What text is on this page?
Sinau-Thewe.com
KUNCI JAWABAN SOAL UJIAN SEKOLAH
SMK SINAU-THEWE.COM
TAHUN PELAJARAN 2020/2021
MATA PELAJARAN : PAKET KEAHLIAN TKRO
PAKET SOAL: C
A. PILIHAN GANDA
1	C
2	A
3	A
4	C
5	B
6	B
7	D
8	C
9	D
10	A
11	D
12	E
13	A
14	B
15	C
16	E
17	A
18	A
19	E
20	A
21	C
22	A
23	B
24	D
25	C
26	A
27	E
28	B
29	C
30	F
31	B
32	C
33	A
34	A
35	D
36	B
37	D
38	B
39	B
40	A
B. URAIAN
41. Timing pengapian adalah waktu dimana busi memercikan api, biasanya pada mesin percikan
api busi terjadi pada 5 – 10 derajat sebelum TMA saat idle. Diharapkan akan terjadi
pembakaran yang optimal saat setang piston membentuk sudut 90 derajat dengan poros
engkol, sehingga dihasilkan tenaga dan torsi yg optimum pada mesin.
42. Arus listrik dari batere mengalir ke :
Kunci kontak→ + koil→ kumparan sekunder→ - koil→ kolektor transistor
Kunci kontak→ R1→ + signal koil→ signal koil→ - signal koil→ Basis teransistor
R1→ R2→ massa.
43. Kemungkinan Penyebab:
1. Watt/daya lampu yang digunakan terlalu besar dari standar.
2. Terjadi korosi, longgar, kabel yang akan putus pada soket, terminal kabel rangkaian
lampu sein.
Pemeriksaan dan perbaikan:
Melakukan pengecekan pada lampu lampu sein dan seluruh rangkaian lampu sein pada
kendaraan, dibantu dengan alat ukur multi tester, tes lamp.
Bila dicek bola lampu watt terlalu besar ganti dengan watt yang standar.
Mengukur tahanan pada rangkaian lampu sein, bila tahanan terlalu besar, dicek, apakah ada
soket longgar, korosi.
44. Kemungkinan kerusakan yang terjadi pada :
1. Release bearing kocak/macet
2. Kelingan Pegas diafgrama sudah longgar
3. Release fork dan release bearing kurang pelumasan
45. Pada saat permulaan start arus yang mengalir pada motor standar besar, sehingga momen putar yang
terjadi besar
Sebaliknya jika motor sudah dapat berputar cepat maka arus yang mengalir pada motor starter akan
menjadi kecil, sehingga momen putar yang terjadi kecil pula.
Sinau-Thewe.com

# # #

TASK STATEMENT: Retype every entry above, word for word.

RESULT OF THIS EXERCISE:
What text is on this page?
Sinau-Thewe.com
KUNCI JAWABAN SOAL UJIAN SEKOLAH
SMK SINAU-THEWE.COM
TAHUN PELAJARAN 2020/2021
MATA PELAJARAN : PAKET KEAHLIAN TKRO
PAKET SOAL: C
A. PILIHAN GANDA
1	C
2	A
3	A
4	C
5	B
6	B
7	D
8	C
9	D
10	A
11	D
12	E
13	A
14	B
15	C
16	E
17	A
18	A
19	E
20	A
21	C
22	A
23	B
24	D
25	C
26	A
27	E
28	B
29	C
30	F
31	B
32	C
33	A
34	A
35	D
36	B
37	D
38	B
39	B
40	A
B. URAIAN
41. Timing pengapian adalah waktu dimana busi memercikan api, biasanya pada mesin percikan
api busi terjadi pada 5 – 10 derajat sebelum TMA saat idle. Diharapkan akan terjadi
pembakaran yang optimal saat setang piston membentuk sudut 90 derajat dengan poros
engkol, sehingga dihasilkan tenaga dan torsi yg optimum pada mesin.
42. Arus listrik dari batere mengalir ke :
Kunci kontak→ + koil→ kumparan sekunder→ - koil→ kolektor transistor
Kunci kontak→ R1→ + signal koil→ signal koil→ - signal koil→ Basis teransistor
R1→ R2→ massa.
43. Kemungkinan Penyebab:
1. Watt/daya lampu yang digunakan terlalu besar dari standar.
2. Terjadi korosi, longgar, kabel yang akan putus pada soket, terminal kabel rangkaian
lampu sein.
Pemeriksaan dan perbaikan:
Melakukan pengecekan pada lampu lampu sein dan seluruh rangkaian lampu sein pada
kendaraan, dibantu dengan alat ukur multi tester, tes lamp.
Bila dicek bola lampu watt terlalu besar ganti dengan watt yang standar.
Mengukur tahanan pada rangkaian lampu sein, bila tahanan terlalu besar, dicek, apakah ada
soket longgar, korosi.
44. Kemungkinan kerusakan yang terjadi pada :
1. Release bearing kocak/macet
2. Kelingan Pegas diafgrama sudah longgar
3. Release fork dan release bearing kurang pelumasan
45. Pada saat permulaan start arus yang mengalir pada motor standar besar, sehingga momen putar yang
terjadi besar
Sebaliknya jika motor sudah dapat berputar cepat maka arus yang mengalir pada motor starter akan
menjadi kecil, sehingga momen putar yang terjadi kecil pula.
Sinau-Thewe.com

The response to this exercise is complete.